**WHAT YOU WILL DO:** Output, with no changes, the span of lines that opens with the line containing "Extract the structured" and closes with the last line.
-------- MATERIAL --------
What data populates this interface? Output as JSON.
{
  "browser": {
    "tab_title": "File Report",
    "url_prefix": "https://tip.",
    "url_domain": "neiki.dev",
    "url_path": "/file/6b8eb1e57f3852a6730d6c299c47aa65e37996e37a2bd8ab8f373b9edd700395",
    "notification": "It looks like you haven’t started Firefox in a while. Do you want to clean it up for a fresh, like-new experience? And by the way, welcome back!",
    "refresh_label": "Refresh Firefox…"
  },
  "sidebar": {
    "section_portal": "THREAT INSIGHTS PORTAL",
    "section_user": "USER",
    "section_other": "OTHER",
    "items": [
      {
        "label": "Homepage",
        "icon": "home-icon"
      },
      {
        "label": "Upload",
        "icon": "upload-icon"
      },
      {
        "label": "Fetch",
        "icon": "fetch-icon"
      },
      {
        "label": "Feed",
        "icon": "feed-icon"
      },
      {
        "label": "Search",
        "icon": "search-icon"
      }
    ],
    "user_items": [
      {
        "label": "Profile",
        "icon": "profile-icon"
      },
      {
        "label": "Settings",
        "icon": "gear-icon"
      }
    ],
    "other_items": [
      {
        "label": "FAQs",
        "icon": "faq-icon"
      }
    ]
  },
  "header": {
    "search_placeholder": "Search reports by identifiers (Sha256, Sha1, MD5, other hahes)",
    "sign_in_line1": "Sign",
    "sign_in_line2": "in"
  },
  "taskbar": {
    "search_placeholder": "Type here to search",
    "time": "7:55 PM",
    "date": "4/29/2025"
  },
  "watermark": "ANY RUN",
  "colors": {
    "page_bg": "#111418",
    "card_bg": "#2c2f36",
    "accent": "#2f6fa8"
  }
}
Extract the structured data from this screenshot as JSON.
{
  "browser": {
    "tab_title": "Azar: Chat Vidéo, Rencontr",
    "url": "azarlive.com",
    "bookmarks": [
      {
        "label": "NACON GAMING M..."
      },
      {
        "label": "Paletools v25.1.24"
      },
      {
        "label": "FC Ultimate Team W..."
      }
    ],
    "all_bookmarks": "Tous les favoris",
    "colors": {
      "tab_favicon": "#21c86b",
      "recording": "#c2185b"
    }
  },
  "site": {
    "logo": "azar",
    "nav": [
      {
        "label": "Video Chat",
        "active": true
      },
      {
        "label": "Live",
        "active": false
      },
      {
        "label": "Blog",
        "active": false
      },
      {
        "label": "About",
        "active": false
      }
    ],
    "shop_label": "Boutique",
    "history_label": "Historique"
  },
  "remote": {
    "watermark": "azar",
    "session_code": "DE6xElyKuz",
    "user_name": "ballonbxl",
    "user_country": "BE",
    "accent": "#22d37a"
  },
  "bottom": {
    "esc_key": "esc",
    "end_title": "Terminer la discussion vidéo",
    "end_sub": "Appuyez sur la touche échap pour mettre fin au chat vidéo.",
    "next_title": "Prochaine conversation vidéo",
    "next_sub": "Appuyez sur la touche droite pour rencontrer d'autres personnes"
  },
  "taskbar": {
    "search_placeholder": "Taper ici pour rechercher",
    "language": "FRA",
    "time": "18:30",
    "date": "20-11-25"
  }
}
--------
**FINAL RESULT:**
Extract the structured data from this screenshot as JSON.
{
  "browser": {
    "tab_title": "Azar: Chat Vidéo, Rencontr",
    "url": "azarlive.com",
    "bookmarks": [
      {
        "label": "NACON GAMING M..."
      },
      {
        "label": "Paletools v25.1.24"
      },
      {
        "label": "FC Ultimate Team W..."
      }
    ],
    "all_bookmarks": "Tous les favoris",
    "colors": {
      "tab_favicon": "#21c86b",
      "recording": "#c2185b"
    }
  },
  "site": {
    "logo": "azar",
    "nav": [
      {
        "label": "Video Chat",
        "active": true
      },
      {
        "label": "Live",
        "active": false
      },
      {
        "label": "Blog",
        "active": false
      },
      {
        "label": "About",
        "active": false
      }
    ],
    "shop_label": "Boutique",
    "history_label": "Historique"
  },
  "remote": {
    "watermark": "azar",
    "session_code": "DE6xElyKuz",
    "user_name": "ballonbxl",
    "user_country": "BE",
    "accent": "#22d37a"
  },
  "bottom": {
    "esc_key": "esc",
    "end_title": "Terminer la discussion vidéo",
    "end_sub": "Appuyez sur la touche échap pour mettre fin au chat vidéo.",
    "next_title": "Prochaine conversation vidéo",
    "next_sub": "Appuyez sur la touche droite pour rencontrer d'autres personnes"
  },
  "taskbar": {
    "search_placeholder": "Taper ici pour rechercher",
    "language": "FRA",
    "time": "18:30",
    "date": "20-11-25"
  }
}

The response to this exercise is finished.